_WHAT TO WORK ON_
For the material that follows, list every line containing the word "title".

[Saved entries]
"""

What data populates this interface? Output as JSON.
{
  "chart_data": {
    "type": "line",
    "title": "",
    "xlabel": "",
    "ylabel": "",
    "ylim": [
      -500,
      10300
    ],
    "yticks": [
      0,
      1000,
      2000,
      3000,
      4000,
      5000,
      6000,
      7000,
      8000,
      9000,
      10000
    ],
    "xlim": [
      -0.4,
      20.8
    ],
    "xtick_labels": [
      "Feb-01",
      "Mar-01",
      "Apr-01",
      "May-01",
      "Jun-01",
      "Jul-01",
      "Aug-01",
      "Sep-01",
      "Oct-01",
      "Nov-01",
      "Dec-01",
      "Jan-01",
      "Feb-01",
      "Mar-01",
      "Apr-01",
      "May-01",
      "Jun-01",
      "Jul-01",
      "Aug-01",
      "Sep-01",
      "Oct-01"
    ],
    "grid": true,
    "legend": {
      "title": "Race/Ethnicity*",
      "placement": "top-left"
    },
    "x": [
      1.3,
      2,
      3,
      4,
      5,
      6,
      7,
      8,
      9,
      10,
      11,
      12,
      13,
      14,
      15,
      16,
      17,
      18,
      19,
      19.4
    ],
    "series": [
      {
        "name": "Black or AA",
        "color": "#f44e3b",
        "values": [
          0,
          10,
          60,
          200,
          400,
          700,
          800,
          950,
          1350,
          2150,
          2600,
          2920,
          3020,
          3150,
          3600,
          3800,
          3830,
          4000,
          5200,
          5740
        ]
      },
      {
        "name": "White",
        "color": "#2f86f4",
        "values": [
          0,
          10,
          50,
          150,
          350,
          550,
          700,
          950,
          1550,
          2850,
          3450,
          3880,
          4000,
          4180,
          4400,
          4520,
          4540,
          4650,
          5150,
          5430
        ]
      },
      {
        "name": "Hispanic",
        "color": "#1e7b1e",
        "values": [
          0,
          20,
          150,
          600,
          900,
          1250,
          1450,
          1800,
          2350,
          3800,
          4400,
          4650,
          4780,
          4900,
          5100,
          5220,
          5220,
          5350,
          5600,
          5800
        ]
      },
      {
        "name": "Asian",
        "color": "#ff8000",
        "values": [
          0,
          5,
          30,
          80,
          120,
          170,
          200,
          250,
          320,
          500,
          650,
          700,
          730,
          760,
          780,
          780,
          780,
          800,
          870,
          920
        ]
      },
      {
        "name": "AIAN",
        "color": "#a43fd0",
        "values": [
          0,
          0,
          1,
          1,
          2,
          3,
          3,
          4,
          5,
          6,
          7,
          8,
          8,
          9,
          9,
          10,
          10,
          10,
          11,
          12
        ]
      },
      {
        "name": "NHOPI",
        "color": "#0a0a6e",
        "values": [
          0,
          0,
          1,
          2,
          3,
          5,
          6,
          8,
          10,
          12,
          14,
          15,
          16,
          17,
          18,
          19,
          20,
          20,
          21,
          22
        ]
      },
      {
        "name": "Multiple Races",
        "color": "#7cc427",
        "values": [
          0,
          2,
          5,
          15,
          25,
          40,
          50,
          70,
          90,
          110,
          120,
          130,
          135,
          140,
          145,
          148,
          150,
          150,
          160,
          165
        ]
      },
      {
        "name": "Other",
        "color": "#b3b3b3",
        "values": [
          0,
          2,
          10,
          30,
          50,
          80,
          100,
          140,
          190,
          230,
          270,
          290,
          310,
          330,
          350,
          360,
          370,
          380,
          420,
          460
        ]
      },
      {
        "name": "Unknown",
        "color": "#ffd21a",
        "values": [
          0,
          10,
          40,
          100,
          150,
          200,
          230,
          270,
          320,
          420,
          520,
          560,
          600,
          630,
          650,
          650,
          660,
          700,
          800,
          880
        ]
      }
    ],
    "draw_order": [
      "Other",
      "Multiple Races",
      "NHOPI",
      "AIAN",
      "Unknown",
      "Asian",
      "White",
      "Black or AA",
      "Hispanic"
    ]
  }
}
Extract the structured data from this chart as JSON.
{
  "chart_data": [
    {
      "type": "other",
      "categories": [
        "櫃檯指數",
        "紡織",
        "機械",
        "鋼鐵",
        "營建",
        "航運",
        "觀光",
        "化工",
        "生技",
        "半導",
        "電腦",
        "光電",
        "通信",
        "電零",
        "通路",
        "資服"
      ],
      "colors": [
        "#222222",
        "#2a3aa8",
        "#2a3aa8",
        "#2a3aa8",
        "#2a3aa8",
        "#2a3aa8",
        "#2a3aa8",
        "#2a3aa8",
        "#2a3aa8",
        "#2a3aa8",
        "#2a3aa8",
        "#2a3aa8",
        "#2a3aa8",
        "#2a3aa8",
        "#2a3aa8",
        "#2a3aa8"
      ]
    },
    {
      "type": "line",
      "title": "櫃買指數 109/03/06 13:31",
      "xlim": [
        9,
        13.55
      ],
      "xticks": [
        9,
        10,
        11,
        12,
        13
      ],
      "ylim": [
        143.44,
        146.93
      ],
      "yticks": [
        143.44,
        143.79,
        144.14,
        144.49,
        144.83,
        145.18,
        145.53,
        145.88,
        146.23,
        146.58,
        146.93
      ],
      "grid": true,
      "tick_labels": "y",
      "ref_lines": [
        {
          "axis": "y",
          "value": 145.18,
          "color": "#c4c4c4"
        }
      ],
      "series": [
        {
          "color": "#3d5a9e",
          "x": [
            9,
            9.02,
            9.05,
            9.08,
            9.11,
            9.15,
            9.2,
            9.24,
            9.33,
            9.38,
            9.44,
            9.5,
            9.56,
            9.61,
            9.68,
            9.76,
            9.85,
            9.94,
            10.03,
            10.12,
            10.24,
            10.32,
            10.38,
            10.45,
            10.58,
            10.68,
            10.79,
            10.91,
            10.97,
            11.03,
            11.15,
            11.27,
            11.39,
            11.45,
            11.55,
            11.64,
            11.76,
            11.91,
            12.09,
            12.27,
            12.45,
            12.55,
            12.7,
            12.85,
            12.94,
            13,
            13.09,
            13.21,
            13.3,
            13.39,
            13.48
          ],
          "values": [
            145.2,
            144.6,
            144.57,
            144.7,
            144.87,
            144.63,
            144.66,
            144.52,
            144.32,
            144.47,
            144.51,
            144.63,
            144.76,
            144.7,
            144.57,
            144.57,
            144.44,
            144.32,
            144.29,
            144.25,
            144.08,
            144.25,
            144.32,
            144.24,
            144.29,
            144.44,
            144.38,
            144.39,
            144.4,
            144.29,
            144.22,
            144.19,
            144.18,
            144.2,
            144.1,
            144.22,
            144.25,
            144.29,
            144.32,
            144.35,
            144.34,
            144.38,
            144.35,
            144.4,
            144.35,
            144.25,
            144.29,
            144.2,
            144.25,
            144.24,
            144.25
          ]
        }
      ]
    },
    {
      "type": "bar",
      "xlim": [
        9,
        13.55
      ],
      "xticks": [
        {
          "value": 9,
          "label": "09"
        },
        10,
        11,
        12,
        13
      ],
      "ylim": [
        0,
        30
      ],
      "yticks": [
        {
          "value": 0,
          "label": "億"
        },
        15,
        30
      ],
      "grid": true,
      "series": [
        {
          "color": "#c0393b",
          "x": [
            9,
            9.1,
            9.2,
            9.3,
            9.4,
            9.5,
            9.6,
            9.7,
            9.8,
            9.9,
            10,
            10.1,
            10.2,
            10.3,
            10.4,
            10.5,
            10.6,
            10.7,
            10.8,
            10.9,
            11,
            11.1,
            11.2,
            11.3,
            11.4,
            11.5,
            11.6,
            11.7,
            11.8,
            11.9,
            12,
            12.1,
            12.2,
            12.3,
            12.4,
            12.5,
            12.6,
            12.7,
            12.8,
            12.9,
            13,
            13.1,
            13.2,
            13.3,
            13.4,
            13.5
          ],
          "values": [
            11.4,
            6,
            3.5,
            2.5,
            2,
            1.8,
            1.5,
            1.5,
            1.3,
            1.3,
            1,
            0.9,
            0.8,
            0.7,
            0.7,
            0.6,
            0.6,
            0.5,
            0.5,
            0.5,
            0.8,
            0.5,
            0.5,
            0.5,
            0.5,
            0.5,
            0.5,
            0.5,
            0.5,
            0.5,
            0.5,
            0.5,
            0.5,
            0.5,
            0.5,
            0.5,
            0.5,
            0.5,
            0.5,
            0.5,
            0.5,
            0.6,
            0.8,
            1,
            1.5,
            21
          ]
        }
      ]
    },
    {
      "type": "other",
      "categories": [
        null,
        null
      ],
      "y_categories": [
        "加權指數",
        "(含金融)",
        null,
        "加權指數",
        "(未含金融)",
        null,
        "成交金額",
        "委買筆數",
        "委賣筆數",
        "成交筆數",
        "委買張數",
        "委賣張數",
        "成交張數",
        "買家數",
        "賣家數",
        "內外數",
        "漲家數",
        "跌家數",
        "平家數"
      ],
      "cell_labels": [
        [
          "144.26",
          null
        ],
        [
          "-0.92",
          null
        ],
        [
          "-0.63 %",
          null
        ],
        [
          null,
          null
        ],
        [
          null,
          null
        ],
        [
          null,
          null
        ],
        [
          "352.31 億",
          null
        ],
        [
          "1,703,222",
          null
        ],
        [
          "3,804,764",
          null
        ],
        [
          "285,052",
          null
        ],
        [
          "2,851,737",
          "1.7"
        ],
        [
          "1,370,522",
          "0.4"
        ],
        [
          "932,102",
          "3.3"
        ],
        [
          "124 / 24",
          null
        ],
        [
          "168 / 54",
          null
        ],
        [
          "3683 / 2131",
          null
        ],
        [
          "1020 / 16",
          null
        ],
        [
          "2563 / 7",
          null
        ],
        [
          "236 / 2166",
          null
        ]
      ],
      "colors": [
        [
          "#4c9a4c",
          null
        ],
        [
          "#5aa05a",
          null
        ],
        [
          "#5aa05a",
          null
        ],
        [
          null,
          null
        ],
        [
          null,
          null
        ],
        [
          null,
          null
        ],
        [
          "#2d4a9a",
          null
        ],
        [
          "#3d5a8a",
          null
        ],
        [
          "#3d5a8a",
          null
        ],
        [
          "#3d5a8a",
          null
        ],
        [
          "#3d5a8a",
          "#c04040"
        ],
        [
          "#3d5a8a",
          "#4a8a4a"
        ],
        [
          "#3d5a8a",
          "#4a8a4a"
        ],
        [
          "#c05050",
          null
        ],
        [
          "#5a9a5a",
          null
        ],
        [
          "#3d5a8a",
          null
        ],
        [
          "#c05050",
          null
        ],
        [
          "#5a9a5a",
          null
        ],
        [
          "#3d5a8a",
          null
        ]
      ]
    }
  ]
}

"""

_PROBLEM SOLUTION_
    "title": "",
      "title": "Race/Ethnicity*",
      "title": "櫃買指數 109/03/06 13:31",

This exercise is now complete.